Return each line holding the string "xlabel".
-- RECORDS SHOWN start --
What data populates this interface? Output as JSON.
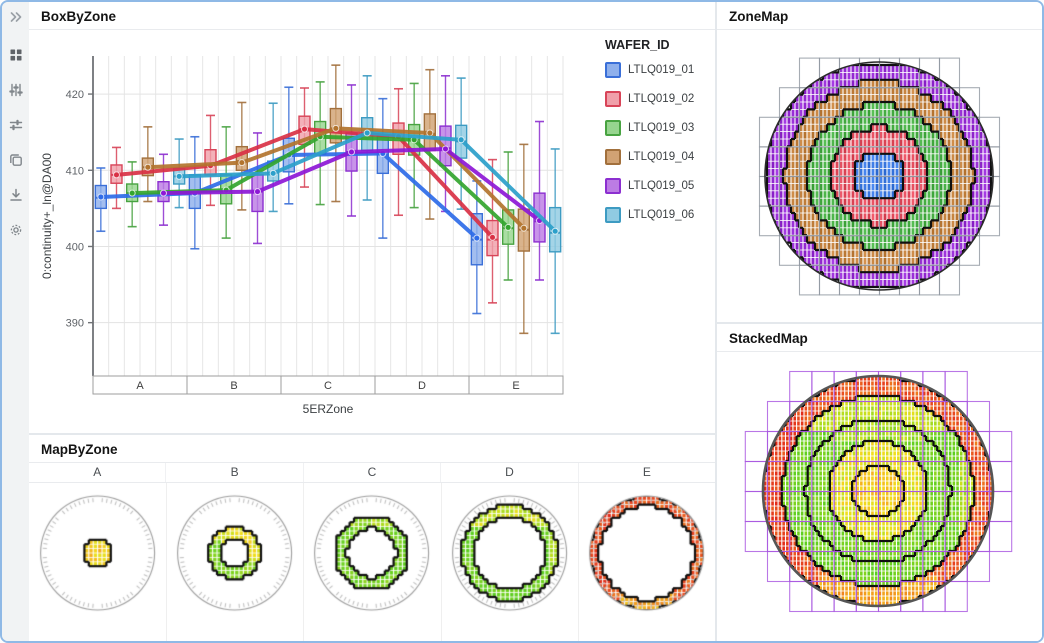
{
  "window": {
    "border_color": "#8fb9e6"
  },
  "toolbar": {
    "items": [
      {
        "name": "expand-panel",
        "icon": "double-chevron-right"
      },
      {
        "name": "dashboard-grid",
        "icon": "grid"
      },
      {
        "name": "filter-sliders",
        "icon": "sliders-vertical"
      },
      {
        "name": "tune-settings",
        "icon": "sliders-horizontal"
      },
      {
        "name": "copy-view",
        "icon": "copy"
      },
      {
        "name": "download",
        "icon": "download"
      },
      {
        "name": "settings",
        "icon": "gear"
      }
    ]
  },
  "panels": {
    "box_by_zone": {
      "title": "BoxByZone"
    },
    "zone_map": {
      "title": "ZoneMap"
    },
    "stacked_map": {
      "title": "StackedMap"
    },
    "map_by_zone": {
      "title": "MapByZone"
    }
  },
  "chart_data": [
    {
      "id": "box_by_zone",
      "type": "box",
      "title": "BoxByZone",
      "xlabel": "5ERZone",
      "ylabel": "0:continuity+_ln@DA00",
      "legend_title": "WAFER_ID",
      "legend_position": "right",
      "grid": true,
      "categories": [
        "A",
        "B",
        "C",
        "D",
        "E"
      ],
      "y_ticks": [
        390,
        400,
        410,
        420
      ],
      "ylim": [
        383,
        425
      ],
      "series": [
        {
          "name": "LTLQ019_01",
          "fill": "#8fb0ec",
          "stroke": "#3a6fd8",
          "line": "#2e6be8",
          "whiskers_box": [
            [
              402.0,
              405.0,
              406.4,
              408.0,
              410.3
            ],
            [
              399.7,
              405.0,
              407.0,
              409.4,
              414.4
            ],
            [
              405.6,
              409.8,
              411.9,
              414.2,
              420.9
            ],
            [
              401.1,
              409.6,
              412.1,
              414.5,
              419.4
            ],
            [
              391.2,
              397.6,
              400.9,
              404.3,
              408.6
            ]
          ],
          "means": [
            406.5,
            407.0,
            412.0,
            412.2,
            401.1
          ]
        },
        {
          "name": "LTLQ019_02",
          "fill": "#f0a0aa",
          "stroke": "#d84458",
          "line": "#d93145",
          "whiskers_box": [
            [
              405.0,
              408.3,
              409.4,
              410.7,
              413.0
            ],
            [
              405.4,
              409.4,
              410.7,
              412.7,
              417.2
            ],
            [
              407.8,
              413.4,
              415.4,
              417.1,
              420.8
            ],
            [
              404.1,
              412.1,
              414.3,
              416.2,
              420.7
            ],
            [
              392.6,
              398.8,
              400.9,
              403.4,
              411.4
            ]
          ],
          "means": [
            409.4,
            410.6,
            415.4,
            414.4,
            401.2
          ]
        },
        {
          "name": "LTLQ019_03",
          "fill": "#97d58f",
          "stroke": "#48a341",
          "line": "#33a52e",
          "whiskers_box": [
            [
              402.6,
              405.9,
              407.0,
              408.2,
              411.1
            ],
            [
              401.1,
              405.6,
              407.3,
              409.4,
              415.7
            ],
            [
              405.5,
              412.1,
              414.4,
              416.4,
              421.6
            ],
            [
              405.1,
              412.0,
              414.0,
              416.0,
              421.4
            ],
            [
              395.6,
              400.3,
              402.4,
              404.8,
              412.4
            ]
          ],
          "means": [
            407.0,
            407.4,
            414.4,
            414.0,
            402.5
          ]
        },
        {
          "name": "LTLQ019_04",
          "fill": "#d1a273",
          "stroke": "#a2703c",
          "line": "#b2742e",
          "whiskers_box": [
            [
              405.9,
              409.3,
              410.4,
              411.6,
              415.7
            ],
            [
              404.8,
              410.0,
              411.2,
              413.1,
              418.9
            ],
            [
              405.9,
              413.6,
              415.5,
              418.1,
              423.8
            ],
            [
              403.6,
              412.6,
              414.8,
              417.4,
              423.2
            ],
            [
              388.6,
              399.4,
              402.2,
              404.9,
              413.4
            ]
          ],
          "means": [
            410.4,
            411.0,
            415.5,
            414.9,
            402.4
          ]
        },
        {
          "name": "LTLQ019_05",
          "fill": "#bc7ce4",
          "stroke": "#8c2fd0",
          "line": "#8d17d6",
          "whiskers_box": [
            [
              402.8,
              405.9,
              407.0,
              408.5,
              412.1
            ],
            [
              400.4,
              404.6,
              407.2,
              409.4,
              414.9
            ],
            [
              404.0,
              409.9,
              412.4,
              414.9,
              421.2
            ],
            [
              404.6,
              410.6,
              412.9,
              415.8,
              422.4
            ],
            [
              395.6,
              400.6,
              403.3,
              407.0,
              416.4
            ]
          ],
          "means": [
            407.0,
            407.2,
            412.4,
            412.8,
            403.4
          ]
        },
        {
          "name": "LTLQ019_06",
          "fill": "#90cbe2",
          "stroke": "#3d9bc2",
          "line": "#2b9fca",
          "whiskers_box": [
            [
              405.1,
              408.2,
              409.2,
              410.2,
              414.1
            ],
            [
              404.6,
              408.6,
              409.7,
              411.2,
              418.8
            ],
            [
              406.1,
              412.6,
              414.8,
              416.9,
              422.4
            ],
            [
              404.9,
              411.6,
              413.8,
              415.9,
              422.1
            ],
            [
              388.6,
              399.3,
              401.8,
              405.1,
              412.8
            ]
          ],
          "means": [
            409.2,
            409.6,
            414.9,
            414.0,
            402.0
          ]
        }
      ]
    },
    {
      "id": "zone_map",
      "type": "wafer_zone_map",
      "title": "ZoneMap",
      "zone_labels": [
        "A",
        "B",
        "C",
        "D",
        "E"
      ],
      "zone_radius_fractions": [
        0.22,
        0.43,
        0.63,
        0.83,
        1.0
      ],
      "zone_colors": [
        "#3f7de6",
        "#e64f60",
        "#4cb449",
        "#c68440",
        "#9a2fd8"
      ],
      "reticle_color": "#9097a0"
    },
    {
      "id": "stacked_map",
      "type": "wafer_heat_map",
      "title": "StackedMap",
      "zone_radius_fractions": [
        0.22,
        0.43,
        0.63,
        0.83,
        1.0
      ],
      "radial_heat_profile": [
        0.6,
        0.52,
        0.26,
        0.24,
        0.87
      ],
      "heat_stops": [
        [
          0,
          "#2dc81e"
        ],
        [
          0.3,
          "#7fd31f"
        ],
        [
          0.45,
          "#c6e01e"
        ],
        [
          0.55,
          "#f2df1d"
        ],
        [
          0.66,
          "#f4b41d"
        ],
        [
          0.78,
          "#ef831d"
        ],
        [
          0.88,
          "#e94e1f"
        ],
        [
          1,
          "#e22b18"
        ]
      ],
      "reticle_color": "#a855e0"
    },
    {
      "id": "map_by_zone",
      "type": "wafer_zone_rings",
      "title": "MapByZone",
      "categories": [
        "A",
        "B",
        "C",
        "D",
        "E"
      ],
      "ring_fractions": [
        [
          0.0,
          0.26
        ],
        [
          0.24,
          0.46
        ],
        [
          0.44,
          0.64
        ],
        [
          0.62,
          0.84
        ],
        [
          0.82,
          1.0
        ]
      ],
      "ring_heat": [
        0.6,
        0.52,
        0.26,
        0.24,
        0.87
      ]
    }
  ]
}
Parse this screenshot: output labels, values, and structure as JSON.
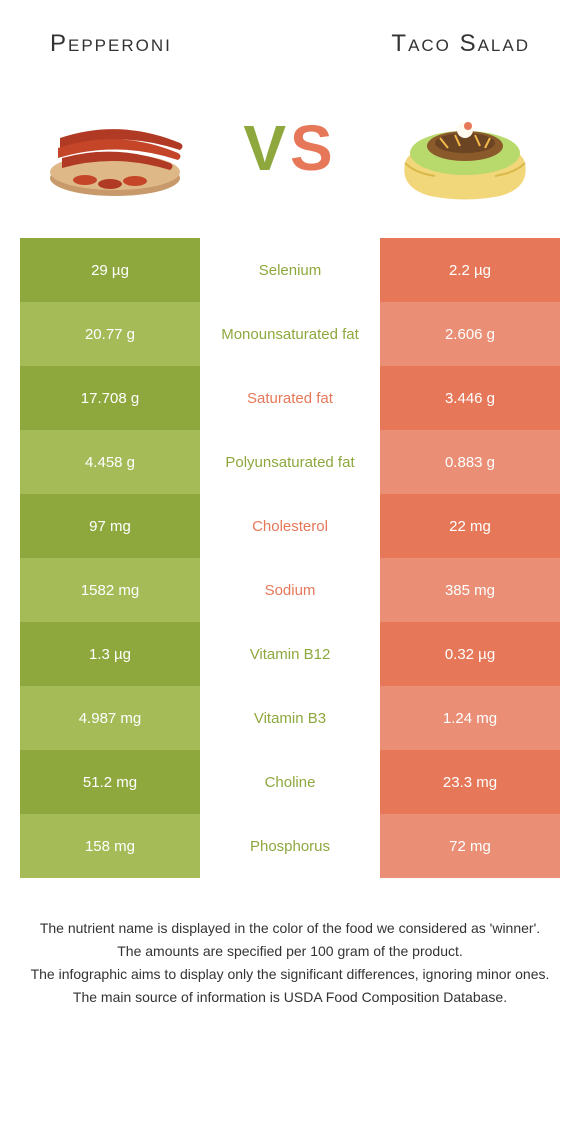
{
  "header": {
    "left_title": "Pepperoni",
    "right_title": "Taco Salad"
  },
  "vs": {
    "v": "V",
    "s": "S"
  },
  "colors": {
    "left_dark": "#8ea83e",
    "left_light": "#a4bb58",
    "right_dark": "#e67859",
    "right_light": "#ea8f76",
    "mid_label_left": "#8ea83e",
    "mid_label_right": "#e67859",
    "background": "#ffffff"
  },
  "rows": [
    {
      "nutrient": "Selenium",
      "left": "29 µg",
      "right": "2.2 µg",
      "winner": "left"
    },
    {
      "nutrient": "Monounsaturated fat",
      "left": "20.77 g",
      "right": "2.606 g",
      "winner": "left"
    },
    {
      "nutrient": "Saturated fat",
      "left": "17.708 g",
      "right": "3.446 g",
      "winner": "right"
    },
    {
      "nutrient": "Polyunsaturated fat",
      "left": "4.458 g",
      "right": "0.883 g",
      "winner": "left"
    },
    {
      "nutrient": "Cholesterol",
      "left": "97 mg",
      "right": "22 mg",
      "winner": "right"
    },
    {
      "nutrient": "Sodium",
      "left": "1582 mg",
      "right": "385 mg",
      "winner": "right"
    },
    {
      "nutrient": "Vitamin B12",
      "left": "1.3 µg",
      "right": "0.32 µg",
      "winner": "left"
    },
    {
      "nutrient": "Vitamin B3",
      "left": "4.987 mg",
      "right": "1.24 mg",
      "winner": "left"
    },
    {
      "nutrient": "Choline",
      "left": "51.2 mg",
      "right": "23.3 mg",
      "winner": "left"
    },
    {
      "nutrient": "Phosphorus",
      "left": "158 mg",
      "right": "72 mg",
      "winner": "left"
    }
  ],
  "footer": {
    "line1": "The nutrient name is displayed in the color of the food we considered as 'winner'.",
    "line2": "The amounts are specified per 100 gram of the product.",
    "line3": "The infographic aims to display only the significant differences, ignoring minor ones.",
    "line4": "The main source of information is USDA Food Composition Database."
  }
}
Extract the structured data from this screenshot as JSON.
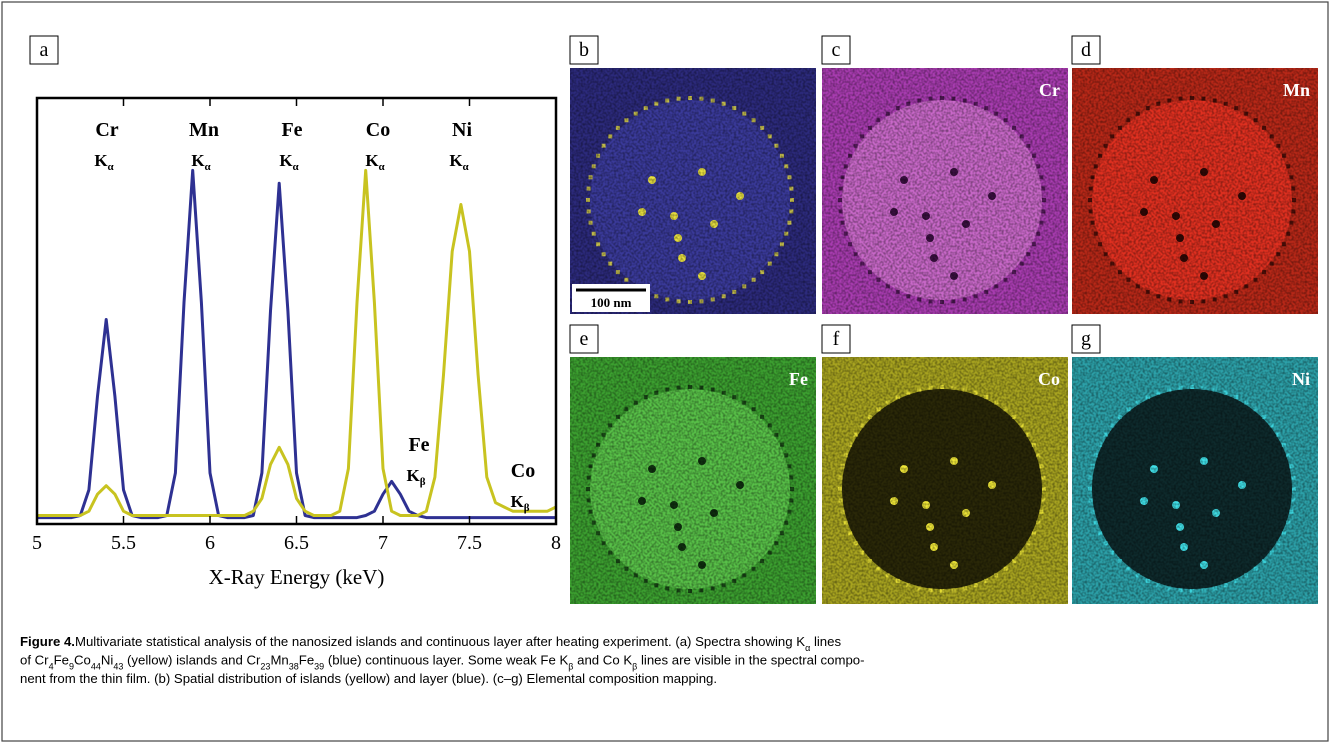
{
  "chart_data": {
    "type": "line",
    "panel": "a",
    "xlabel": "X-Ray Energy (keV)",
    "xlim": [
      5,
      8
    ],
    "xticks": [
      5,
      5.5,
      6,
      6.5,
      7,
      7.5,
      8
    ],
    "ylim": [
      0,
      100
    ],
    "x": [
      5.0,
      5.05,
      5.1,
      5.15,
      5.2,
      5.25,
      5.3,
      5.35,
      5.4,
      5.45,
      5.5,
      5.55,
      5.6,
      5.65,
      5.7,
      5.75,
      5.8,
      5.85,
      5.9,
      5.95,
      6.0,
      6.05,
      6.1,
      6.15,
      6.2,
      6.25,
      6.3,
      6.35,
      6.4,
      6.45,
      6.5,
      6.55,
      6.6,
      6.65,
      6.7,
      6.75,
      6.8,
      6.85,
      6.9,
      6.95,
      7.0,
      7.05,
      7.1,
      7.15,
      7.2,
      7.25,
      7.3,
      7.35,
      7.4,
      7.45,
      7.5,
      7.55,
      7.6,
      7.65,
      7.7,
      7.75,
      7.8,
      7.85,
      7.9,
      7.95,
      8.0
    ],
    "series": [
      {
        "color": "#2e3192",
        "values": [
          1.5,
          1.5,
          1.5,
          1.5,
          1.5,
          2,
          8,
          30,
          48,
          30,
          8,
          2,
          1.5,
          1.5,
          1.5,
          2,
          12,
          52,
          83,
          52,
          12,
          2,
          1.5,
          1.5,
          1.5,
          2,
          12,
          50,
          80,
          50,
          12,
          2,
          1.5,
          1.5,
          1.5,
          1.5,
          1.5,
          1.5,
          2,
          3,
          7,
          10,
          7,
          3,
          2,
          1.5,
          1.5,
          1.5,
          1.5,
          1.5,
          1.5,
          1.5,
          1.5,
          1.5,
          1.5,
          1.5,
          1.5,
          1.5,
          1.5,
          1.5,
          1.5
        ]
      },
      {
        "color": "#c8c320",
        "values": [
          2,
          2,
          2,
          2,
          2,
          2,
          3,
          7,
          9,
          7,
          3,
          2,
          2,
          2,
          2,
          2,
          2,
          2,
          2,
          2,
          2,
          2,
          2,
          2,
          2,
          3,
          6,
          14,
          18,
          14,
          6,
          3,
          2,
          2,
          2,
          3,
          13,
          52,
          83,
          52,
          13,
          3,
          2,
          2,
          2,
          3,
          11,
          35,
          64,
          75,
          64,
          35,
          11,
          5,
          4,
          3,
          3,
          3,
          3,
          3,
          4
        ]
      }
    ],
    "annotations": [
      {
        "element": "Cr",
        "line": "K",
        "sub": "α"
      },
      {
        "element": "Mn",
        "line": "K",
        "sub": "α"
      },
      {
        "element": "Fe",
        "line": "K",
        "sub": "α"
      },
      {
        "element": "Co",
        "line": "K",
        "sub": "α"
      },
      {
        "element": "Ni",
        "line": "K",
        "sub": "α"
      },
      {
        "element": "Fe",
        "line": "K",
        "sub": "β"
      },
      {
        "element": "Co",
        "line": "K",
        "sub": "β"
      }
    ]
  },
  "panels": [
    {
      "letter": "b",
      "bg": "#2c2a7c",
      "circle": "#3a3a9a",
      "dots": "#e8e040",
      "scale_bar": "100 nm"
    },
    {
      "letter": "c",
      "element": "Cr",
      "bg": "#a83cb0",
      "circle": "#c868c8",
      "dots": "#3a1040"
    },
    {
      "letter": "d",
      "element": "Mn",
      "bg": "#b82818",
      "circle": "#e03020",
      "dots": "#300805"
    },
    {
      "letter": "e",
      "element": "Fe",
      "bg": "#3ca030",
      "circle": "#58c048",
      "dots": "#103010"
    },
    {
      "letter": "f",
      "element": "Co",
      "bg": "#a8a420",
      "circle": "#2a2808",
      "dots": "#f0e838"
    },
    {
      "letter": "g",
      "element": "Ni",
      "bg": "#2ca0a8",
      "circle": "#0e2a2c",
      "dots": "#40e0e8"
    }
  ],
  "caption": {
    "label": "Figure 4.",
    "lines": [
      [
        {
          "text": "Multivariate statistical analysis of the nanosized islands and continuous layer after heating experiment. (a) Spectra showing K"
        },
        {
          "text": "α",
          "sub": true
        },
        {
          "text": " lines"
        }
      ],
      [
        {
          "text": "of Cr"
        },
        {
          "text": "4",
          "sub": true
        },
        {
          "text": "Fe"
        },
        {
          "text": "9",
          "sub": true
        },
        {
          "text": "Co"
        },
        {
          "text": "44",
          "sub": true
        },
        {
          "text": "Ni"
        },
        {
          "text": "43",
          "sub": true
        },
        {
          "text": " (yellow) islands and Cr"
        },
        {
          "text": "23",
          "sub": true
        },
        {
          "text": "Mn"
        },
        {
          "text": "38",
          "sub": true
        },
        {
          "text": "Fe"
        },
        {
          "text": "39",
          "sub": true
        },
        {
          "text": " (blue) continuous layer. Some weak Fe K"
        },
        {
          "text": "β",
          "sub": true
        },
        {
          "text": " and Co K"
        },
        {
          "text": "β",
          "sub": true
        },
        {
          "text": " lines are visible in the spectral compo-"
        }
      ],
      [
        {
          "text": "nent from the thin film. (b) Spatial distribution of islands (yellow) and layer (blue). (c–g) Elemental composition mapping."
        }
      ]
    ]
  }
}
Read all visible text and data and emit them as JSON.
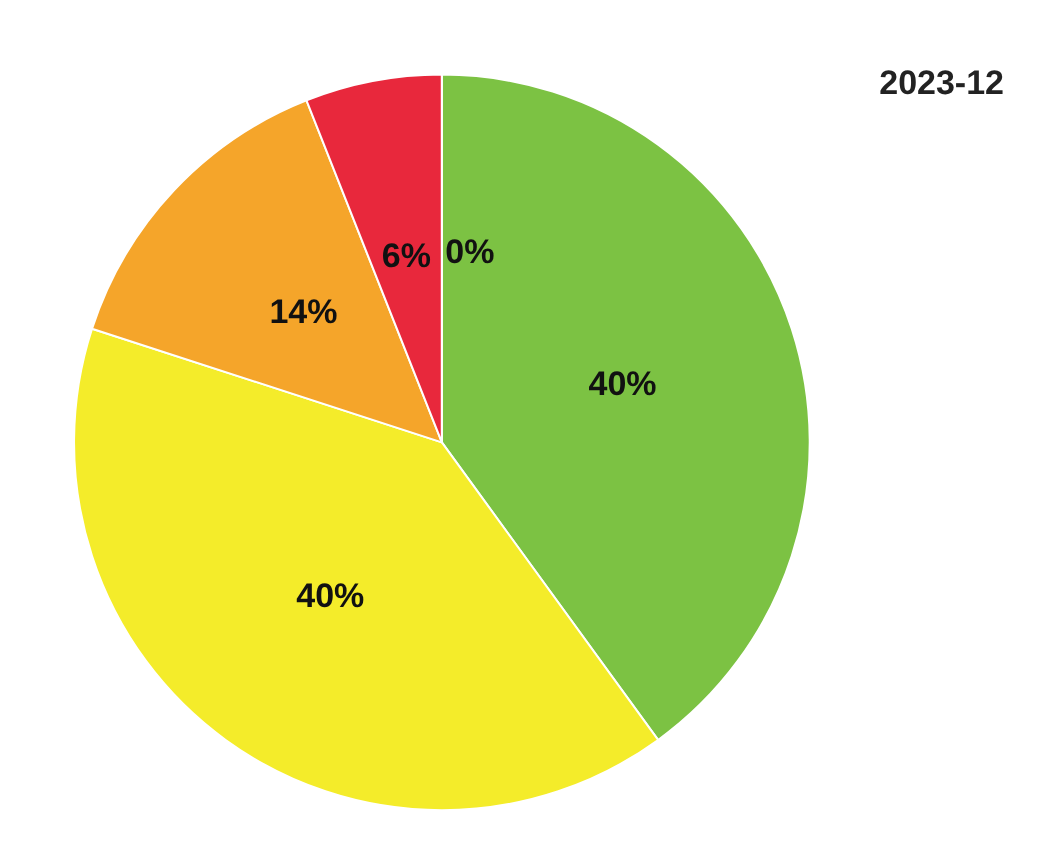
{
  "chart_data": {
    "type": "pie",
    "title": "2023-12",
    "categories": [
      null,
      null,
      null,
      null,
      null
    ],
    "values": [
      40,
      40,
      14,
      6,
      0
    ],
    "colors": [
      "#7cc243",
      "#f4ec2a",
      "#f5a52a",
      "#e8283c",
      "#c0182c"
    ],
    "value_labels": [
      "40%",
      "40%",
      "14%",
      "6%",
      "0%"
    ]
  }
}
-- RECORDS SHOWN end --
**SOLUTION TO THIS PROBLEM**.
      "xlabel": "5ERZone",
    "xlabel": "X-Ray Energy (keV)",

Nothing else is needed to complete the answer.